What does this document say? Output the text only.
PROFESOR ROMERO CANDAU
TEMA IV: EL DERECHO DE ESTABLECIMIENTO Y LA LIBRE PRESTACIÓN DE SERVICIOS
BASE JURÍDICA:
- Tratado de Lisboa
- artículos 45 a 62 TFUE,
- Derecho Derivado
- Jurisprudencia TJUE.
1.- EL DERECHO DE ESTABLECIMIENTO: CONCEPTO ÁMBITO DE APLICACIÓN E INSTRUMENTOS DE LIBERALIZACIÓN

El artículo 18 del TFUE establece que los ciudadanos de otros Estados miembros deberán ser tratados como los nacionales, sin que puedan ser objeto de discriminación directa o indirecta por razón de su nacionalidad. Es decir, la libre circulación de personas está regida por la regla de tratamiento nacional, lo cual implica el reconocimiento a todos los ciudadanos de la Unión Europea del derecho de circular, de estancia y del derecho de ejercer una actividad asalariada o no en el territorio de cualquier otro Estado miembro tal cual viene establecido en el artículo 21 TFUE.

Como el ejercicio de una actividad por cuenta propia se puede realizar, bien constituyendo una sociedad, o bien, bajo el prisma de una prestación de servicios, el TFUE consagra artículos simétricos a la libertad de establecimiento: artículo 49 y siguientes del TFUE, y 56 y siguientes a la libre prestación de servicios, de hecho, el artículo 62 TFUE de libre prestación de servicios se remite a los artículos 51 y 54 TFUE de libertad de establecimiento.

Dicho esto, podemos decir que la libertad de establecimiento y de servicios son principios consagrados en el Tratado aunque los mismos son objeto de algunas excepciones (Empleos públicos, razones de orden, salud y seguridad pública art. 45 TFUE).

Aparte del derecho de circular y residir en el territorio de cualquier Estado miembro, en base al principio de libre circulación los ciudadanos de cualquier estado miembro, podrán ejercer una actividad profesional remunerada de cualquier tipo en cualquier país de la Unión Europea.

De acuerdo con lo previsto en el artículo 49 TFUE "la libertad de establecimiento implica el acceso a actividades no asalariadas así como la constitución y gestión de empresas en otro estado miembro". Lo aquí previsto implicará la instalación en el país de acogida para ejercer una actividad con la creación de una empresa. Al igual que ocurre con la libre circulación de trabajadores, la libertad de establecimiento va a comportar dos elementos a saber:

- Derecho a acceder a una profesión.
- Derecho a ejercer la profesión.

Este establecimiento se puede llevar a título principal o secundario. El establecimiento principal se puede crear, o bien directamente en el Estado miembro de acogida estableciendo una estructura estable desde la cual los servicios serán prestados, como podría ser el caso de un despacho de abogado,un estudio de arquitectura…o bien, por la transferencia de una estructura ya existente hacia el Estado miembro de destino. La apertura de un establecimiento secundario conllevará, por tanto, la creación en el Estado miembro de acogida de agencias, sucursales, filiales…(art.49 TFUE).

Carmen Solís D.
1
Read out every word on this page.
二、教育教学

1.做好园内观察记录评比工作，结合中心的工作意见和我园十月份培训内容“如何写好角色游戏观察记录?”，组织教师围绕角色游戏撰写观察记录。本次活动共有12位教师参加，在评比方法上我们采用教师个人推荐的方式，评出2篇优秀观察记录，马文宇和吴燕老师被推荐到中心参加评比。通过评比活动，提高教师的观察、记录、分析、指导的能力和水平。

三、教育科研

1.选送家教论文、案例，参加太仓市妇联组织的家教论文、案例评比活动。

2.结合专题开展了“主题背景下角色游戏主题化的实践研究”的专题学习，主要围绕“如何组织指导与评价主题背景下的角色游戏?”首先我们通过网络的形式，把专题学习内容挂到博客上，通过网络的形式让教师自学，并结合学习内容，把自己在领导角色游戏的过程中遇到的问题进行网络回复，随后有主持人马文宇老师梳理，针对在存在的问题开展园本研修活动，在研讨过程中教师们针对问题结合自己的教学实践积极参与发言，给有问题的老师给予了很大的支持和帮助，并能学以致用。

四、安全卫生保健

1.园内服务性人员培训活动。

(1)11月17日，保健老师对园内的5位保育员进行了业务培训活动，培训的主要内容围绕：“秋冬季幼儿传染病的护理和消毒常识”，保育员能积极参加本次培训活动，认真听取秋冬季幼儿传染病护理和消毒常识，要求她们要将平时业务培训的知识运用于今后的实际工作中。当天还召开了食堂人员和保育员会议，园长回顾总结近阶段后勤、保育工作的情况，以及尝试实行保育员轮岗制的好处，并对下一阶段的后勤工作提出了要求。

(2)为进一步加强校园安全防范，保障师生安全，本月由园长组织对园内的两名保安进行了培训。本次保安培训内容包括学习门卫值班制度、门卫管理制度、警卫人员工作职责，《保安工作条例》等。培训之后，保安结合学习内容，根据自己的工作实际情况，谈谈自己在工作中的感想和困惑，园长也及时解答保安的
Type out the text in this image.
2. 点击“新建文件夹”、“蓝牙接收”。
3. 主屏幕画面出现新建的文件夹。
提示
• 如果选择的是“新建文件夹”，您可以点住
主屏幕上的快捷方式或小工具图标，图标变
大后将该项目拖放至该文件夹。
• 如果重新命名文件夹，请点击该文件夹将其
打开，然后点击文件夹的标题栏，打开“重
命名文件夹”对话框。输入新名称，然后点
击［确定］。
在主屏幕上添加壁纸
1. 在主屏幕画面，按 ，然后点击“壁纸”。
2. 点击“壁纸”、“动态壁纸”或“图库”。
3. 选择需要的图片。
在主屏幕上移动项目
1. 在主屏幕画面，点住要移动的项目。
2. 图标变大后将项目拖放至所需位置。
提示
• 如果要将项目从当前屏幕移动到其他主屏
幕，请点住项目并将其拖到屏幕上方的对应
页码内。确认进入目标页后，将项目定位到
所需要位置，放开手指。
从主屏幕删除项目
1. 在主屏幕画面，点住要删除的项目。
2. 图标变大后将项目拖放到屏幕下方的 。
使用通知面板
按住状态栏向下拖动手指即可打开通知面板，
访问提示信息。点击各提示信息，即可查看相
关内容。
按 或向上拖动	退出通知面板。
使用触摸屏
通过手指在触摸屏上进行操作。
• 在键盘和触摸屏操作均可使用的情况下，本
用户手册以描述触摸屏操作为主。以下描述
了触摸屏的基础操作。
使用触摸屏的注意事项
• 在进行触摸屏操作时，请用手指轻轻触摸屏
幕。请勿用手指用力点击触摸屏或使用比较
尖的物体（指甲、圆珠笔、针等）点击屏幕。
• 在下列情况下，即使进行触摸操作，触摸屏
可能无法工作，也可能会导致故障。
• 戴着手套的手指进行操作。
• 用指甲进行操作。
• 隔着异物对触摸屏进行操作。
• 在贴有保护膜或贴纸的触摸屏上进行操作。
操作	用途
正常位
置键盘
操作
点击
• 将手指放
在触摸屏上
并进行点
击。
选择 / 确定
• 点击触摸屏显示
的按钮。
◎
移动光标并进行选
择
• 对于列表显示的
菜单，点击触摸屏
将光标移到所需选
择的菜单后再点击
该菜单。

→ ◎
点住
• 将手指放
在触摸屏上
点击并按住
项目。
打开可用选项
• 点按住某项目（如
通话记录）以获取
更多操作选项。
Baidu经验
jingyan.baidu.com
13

§ §

* **EXERCISE DIRECTIONS**
Identify the lines above that contain the word "this", then copy them.

* **COMPLETE ANSWER**
What does this document say? Output the text only.
Read out every word on this page.
Type out the text in this image.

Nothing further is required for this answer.